• [To be done] Your copy of the material must match it exactly, except that pictures are dropped.

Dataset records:
● ● ● ● ● ● ●

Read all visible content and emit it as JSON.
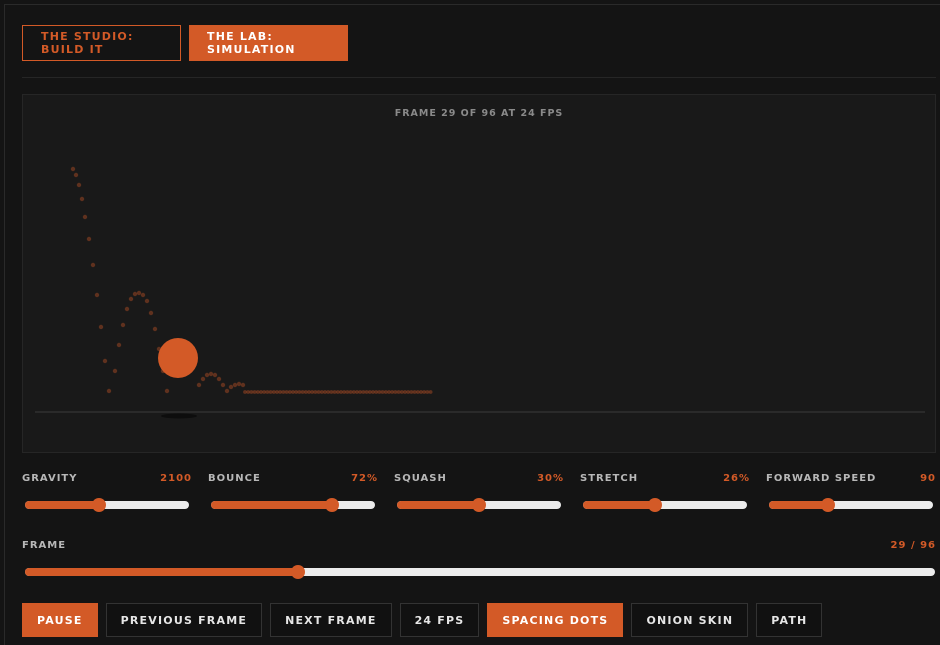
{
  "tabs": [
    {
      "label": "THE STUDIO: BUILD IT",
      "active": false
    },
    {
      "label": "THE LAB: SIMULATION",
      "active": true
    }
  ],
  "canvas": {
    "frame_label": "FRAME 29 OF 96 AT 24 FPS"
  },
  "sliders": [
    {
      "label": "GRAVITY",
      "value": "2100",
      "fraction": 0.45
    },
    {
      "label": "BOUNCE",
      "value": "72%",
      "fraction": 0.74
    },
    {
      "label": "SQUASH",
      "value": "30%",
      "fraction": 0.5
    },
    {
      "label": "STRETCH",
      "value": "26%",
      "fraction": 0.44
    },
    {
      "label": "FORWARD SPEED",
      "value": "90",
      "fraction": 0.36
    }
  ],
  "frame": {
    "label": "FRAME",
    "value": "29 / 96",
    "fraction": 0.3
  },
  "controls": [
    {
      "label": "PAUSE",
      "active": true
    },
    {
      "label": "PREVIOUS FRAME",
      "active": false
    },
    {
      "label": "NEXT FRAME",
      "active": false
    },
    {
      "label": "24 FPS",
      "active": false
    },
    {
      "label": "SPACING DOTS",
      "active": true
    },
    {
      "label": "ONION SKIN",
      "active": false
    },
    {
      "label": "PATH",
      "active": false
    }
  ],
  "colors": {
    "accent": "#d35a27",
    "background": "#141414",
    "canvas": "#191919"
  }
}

● ● ● ● ● ● ●

• [Answer]
Read all visible content and emit it as JSON.
{
  "tabs": [
    {
      "label": "THE STUDIO: BUILD IT",
      "active": false
    },
    {
      "label": "THE LAB: SIMULATION",
      "active": true
    }
  ],
  "canvas": {
    "frame_label": "FRAME 29 OF 96 AT 24 FPS"
  },
  "sliders": [
    {
      "label": "GRAVITY",
      "value": "2100",
      "fraction": 0.45
    },
    {
      "label": "BOUNCE",
      "value": "72%",
      "fraction": 0.74
    },
    {
      "label": "SQUASH",
      "value": "30%",
      "fraction": 0.5
    },
    {
      "label": "STRETCH",
      "value": "26%",
      "fraction": 0.44
    },
    {
      "label": "FORWARD SPEED",
      "value": "90",
      "fraction": 0.36
    }
  ],
  "frame": {
    "label": "FRAME",
    "value": "29 / 96",
    "fraction": 0.3
  },
  "controls": [
    {
      "label": "PAUSE",
      "active": true
    },
    {
      "label": "PREVIOUS FRAME",
      "active": false
    },
    {
      "label": "NEXT FRAME",
      "active": false
    },
    {
      "label": "24 FPS",
      "active": false
    },
    {
      "label": "SPACING DOTS",
      "active": true
    },
    {
      "label": "ONION SKIN",
      "active": false
    },
    {
      "label": "PATH",
      "active": false
    }
  ],
  "colors": {
    "accent": "#d35a27",
    "background": "#141414",
    "canvas": "#191919"
  }
}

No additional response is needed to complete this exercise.